__PAGE EXTRACT__.
═══

It's hard to imagine what a £1 trillion is but this total is the equivalent of a family's entire borrowings, including mortgage, credit card debt and other loans, before savings are taken into account. In the last financial year alone the Government borrowed £159.4 billion or 11.4 per cent of GDP. Total debt rose from £800 billion in March 2009 and simply paying off the interest on the debt is crippling us, although in contrast with Greece and the Irish republic, the outlook could be far worse than the £120 million a day of interest we are presently saddled with.
Everyone I talk to believes that something has to be done about the size of the debt but everyone is fearful over the measures yet to be announced. The last government embarked on a massive public-sector job-creation scheme funded by borrowing. Arguably, it hid the sharp decline in the private sector and manufacturing – Liverpool being a good example – by creating an unwieldy and intrusive bureaucracy with a horde of 'quangos'.
This month, I'm up, at the Manchester United ground conference centre, speaking at the manufacturing industry conference, arguing that the vast majority of workers continue to be employed in traditional jobs. The new job types created by technology represent a relatively small fraction of employment and often tend not to last very long. Governments hold firm to the belief that the economy will continuously generate jobs within the capabilities of the average worker and that this process will continue indefinitely. History has shown that the more technologically advanced an industry is, the more capital intensive it typically is; as a result, it employs relatively few people. However, outsourcing, increased automation and the highly-competitive global economy have forced European governments to hide the reality of private sector decline in a constantly expanding public sector. When the banking bubble burst and plunged much of the world's economy into recession, the evidence couldn't be swept under the public sector carpet any longer.
Saturday, October 02, 2010
At noon, in time to catch a good weather window, I was towing a banner advertising the event between Birchington and Broadstairs, with an orbit of Westwood Cross thrown-in for good measure.
Some of the kites are pretty high up and needed to be treated with some caution, one small one in particular being at a thousand feet, which forced me to keep a very respectable distance from them all as I orbited between Dreamland and the harbour arm, before breaking off, from time to time to visit other areas of Thanet.
If anyone has a picture of the aircraft and banner, please send it over.
Friday, October 01, 2010
As one party conference closes with its new leader able to sing the party anthem, 'The Red Flag' from memory, another is about to start in Birmingham and today, Ed Miliband appealed to the BBC unions not to black-out David Cameron's speech in the interests of fair play. Mind you, if they did, I suspect it would be one more nail in the corporations' rather bloated coffin.
When I first became a councillor, I was struck by the title, 'comrade, I occasionally heard members of the Labour group call one another but I read in today's fun-filled and not to be missed, Thanet Gazette, that Councillors Clive Hart and Mark Nottingham now plan to throw their names in the Labour hat as potential parliamentary candidates to fight the sitting South Thanet MP, Laura Sandys. I'm sure the good voters of South Thanet will be delighted and comforted by the news and the unavoidable political shenanigans yet to come, as Labour under Ed Miliband, re-invents itself once again, campaigning as a party further to the left than its been before in a generation.
"Then raise the scarlet standard high.
Within its shade we'll live and die,
Though cowards flinch and traitors sneer,
We'll keep the red flag flying here."

═══

__RECORDS__.

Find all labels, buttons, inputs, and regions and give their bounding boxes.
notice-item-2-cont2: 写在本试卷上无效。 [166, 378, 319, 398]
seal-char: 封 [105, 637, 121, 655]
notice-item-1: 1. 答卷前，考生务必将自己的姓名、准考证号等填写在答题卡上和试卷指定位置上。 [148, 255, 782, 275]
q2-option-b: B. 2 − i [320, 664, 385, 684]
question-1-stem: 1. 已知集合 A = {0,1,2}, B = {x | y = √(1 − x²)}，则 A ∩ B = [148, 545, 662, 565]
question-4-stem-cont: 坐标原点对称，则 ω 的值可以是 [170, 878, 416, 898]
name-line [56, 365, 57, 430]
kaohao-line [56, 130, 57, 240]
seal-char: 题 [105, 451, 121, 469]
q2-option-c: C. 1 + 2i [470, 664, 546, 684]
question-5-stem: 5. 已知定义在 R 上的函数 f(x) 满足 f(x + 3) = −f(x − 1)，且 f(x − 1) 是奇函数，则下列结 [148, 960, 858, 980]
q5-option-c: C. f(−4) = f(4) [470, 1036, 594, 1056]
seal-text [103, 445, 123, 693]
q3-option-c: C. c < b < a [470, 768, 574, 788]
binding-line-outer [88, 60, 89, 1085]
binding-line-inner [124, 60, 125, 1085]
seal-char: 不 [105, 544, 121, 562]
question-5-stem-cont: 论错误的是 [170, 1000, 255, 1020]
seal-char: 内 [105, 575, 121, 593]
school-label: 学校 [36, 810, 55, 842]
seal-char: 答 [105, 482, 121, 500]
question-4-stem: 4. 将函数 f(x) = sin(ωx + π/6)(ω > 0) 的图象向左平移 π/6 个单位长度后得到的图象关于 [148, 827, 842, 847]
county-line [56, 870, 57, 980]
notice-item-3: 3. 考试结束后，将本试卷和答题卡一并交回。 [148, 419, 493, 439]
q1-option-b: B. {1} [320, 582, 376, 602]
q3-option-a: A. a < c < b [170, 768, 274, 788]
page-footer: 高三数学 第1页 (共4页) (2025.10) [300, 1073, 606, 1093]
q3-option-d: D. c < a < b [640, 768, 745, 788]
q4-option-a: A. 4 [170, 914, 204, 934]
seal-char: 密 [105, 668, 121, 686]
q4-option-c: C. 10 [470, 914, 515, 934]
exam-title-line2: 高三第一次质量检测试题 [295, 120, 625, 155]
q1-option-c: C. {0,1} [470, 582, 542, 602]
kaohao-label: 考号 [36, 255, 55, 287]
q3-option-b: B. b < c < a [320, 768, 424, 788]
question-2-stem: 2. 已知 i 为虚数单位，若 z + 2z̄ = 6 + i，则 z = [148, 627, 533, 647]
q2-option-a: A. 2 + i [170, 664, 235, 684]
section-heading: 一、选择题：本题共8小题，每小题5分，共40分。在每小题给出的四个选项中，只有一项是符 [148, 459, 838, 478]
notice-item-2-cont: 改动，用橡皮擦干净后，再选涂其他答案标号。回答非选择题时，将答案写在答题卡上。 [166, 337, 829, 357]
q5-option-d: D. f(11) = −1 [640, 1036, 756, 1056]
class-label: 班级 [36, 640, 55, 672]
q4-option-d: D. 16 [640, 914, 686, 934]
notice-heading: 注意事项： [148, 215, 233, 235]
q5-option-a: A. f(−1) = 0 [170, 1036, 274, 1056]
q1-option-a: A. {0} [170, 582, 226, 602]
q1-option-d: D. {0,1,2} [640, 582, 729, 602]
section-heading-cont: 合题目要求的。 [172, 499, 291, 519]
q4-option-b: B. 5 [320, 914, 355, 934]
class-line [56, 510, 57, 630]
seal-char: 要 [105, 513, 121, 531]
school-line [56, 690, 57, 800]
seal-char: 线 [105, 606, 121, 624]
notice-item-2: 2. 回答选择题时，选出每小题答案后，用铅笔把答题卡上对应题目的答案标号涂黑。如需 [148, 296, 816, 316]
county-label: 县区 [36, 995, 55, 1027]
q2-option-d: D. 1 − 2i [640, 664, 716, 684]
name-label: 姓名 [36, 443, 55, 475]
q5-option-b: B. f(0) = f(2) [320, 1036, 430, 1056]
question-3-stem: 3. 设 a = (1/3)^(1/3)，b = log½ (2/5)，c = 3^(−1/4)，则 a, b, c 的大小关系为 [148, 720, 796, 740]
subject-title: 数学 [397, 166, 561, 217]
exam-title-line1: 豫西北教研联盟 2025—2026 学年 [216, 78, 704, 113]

═══

__WORK REQUEST 1__.
Using the blog excerpt, answer these:
(a) How much did the Government borrow in the last financial year?
(b) How high was the small kite that the pilot treated with particular caution?
(c) Which two councillors plan to stand as potential Labour parliamentary candidates?
__WORK REQUEST 2__. Please translate this sentence from the blog excerpt into Spanish: "The new job types created by technology represent a relatively small fraction of employment and often tend not to last very long."
__WORK REQUEST 3__.
Decide whether each statement agrees with the blog excerpt, and back each yes or no with the deciding words from it:
(a) Total debt stood at £800 billion in March 2009.
(b) The banner was towed between Birchington and Margate.
(c) Ed Miliband asked the BBC unions to black out David Cameron's speech.

__TASK SOLUTION 1__.
(a) £159.4 billion, or 11.4 per cent of GDP.
(b) A thousand feet.
(c) Clive Hart and Mark Nottingham.

__TASK SOLUTION 2__. Los nuevos tipos de empleo creados por la tecnología representan una fracción relativamente pequeña del empleo y a menudo tienden a no durar mucho tiempo.

__TASK SOLUTION 3__.
(a) Yes: "Total debt rose from £800 billion in March 2009"
(b) No: "towing a banner advertising the event between Birchington and Broadstairs"
(c) No: "Ed Miliband appealed to the BBC unions not to black-out David Cameron's speech"